■ What the task asks ■
Please edit the records below so that "Last 30 Days" becomes "Past 30 Days" wherever it occurs, leaving every other line unchanged.

### Extracted information

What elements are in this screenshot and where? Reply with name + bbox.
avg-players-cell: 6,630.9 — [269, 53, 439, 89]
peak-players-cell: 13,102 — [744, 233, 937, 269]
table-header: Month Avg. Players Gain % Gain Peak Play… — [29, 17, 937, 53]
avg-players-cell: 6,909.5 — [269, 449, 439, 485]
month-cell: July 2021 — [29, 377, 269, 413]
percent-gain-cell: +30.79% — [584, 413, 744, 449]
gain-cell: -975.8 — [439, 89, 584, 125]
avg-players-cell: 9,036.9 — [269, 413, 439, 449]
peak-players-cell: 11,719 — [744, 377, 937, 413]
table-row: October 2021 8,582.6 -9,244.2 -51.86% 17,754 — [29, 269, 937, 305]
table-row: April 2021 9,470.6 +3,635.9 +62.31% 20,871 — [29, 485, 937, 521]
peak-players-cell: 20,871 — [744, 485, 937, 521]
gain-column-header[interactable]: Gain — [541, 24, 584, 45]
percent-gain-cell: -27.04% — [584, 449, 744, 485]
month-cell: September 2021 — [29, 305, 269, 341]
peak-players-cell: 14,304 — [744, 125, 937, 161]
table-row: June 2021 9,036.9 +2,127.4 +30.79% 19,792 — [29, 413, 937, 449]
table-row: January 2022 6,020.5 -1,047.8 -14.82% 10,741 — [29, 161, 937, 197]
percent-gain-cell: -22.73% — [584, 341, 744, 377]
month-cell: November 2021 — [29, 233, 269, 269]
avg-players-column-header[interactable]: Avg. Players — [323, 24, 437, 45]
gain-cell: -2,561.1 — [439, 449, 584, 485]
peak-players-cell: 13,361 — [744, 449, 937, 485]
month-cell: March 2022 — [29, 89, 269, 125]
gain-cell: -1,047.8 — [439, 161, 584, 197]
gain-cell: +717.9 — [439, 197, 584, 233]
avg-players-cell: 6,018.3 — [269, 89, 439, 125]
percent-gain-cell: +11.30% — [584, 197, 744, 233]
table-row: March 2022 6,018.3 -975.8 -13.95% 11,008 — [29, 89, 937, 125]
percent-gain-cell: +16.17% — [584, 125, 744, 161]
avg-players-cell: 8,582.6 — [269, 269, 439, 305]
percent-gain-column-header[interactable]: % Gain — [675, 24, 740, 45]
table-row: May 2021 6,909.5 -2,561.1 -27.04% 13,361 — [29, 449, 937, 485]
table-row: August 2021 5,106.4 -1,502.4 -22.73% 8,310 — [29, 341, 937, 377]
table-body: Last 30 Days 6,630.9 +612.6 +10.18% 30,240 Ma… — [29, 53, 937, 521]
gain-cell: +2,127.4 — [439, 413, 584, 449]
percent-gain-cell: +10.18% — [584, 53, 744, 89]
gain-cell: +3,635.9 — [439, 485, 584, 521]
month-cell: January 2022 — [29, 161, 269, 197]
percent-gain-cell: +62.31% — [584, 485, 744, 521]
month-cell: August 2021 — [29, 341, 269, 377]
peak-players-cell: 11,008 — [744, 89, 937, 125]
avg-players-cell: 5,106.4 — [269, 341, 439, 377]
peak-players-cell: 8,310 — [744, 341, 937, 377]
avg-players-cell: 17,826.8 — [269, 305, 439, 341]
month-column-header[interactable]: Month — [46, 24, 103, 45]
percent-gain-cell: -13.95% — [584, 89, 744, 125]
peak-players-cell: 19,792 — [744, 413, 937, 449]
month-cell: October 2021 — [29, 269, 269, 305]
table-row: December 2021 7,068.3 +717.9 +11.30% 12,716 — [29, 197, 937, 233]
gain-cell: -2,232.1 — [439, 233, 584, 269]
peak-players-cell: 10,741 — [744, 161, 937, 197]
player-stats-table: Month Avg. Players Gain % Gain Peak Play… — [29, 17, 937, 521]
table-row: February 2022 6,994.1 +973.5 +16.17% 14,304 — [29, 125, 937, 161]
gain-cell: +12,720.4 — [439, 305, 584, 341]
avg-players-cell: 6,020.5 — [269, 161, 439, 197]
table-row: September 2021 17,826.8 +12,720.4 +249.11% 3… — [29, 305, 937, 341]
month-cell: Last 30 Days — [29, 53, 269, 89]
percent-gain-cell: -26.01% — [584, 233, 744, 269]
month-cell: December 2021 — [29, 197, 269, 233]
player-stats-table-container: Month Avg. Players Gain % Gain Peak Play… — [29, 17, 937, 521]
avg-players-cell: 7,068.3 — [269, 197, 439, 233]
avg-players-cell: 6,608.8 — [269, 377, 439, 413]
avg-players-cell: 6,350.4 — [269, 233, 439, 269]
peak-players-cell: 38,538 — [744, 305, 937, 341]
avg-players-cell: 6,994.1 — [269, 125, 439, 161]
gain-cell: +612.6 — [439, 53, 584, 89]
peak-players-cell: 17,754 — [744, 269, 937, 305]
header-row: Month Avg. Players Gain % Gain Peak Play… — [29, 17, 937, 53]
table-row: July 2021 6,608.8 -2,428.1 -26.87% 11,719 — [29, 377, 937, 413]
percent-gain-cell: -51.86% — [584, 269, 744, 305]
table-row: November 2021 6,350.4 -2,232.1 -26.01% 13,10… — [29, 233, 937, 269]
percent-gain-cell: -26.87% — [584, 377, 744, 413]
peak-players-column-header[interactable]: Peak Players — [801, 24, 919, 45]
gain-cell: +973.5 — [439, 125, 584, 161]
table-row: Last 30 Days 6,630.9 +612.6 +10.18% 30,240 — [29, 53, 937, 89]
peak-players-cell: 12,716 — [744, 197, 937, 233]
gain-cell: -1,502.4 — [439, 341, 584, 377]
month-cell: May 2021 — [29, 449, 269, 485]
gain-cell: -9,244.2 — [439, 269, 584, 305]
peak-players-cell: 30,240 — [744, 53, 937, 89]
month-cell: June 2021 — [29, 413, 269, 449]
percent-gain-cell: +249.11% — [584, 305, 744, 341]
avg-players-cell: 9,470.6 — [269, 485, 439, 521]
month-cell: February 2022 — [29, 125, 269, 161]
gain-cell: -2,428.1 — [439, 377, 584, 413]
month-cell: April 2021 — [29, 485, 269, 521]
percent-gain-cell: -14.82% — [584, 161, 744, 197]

######

■ Response to this task ■
What elements are in this screenshot and where? Reply with name + bbox.
avg-players-cell: 6,630.9 — [269, 53, 439, 89]
peak-players-cell: 13,102 — [744, 233, 937, 269]
table-header: Month Avg. Players Gain % Gain Peak Play… — [29, 17, 937, 53]
avg-players-cell: 6,909.5 — [269, 449, 439, 485]
month-cell: July 2021 — [29, 377, 269, 413]
percent-gain-cell: +30.79% — [584, 413, 744, 449]
gain-cell: -975.8 — [439, 89, 584, 125]
avg-players-cell: 9,036.9 — [269, 413, 439, 449]
peak-players-cell: 11,719 — [744, 377, 937, 413]
table-row: October 2021 8,582.6 -9,244.2 -51.86% 17,754 — [29, 269, 937, 305]
table-row: April 2021 9,470.6 +3,635.9 +62.31% 20,871 — [29, 485, 937, 521]
peak-players-cell: 20,871 — [744, 485, 937, 521]
gain-column-header[interactable]: Gain — [541, 24, 584, 45]
percent-gain-cell: -27.04% — [584, 449, 744, 485]
month-cell: September 2021 — [29, 305, 269, 341]
peak-players-cell: 14,304 — [744, 125, 937, 161]
table-row: June 2021 9,036.9 +2,127.4 +30.79% 19,792 — [29, 413, 937, 449]
table-row: January 2022 6,020.5 -1,047.8 -14.82% 10,741 — [29, 161, 937, 197]
percent-gain-cell: -22.73% — [584, 341, 744, 377]
month-cell: November 2021 — [29, 233, 269, 269]
avg-players-column-header[interactable]: Avg. Players — [323, 24, 437, 45]
gain-cell: -2,561.1 — [439, 449, 584, 485]
peak-players-cell: 13,361 — [744, 449, 937, 485]
month-cell: March 2022 — [29, 89, 269, 125]
gain-cell: -1,047.8 — [439, 161, 584, 197]
gain-cell: +717.9 — [439, 197, 584, 233]
avg-players-cell: 6,018.3 — [269, 89, 439, 125]
percent-gain-cell: +11.30% — [584, 197, 744, 233]
table-row: March 2022 6,018.3 -975.8 -13.95% 11,008 — [29, 89, 937, 125]
percent-gain-cell: +16.17% — [584, 125, 744, 161]
avg-players-cell: 8,582.6 — [269, 269, 439, 305]
percent-gain-column-header[interactable]: % Gain — [675, 24, 740, 45]
table-row: May 2021 6,909.5 -2,561.1 -27.04% 13,361 — [29, 449, 937, 485]
table-row: August 2021 5,106.4 -1,502.4 -22.73% 8,310 — [29, 341, 937, 377]
table-body: Past 30 Days 6,630.9 +612.6 +10.18% 30,240 Ma… — [29, 53, 937, 521]
gain-cell: +2,127.4 — [439, 413, 584, 449]
percent-gain-cell: +10.18% — [584, 53, 744, 89]
gain-cell: +3,635.9 — [439, 485, 584, 521]
month-cell: January 2022 — [29, 161, 269, 197]
percent-gain-cell: +62.31% — [584, 485, 744, 521]
month-cell: August 2021 — [29, 341, 269, 377]
peak-players-cell: 11,008 — [744, 89, 937, 125]
avg-players-cell: 5,106.4 — [269, 341, 439, 377]
peak-players-cell: 8,310 — [744, 341, 937, 377]
avg-players-cell: 17,826.8 — [269, 305, 439, 341]
month-column-header[interactable]: Month — [46, 24, 103, 45]
percent-gain-cell: -13.95% — [584, 89, 744, 125]
peak-players-cell: 19,792 — [744, 413, 937, 449]
month-cell: October 2021 — [29, 269, 269, 305]
table-row: December 2021 7,068.3 +717.9 +11.30% 12,716 — [29, 197, 937, 233]
gain-cell: -2,232.1 — [439, 233, 584, 269]
peak-players-cell: 10,741 — [744, 161, 937, 197]
player-stats-table: Month Avg. Players Gain % Gain Peak Play… — [29, 17, 937, 521]
table-row: February 2022 6,994.1 +973.5 +16.17% 14,304 — [29, 125, 937, 161]
gain-cell: +12,720.4 — [439, 305, 584, 341]
avg-players-cell: 6,020.5 — [269, 161, 439, 197]
table-row: September 2021 17,826.8 +12,720.4 +249.11% 3… — [29, 305, 937, 341]
month-cell: Past 30 Days — [29, 53, 269, 89]
percent-gain-cell: -26.01% — [584, 233, 744, 269]
month-cell: December 2021 — [29, 197, 269, 233]
player-stats-table-container: Month Avg. Players Gain % Gain Peak Play… — [29, 17, 937, 521]
avg-players-cell: 7,068.3 — [269, 197, 439, 233]
avg-players-cell: 6,608.8 — [269, 377, 439, 413]
avg-players-cell: 6,350.4 — [269, 233, 439, 269]
peak-players-cell: 38,538 — [744, 305, 937, 341]
avg-players-cell: 6,994.1 — [269, 125, 439, 161]
gain-cell: +612.6 — [439, 53, 584, 89]
peak-players-cell: 17,754 — [744, 269, 937, 305]
header-row: Month Avg. Players Gain % Gain Peak Play… — [29, 17, 937, 53]
table-row: July 2021 6,608.8 -2,428.1 -26.87% 11,719 — [29, 377, 937, 413]
percent-gain-cell: -51.86% — [584, 269, 744, 305]
table-row: November 2021 6,350.4 -2,232.1 -26.01% 13,10… — [29, 233, 937, 269]
percent-gain-cell: -26.87% — [584, 377, 744, 413]
peak-players-column-header[interactable]: Peak Players — [801, 24, 919, 45]
gain-cell: +973.5 — [439, 125, 584, 161]
table-row: Past 30 Days 6,630.9 +612.6 +10.18% 30,240 — [29, 53, 937, 89]
peak-players-cell: 12,716 — [744, 197, 937, 233]
gain-cell: -1,502.4 — [439, 341, 584, 377]
month-cell: May 2021 — [29, 449, 269, 485]
gain-cell: -9,244.2 — [439, 269, 584, 305]
peak-players-cell: 30,240 — [744, 53, 937, 89]
month-cell: June 2021 — [29, 413, 269, 449]
percent-gain-cell: +249.11% — [584, 305, 744, 341]
avg-players-cell: 9,470.6 — [269, 485, 439, 521]
month-cell: February 2022 — [29, 125, 269, 161]
gain-cell: -2,428.1 — [439, 377, 584, 413]
month-cell: April 2021 — [29, 485, 269, 521]
percent-gain-cell: -14.82% — [584, 161, 744, 197]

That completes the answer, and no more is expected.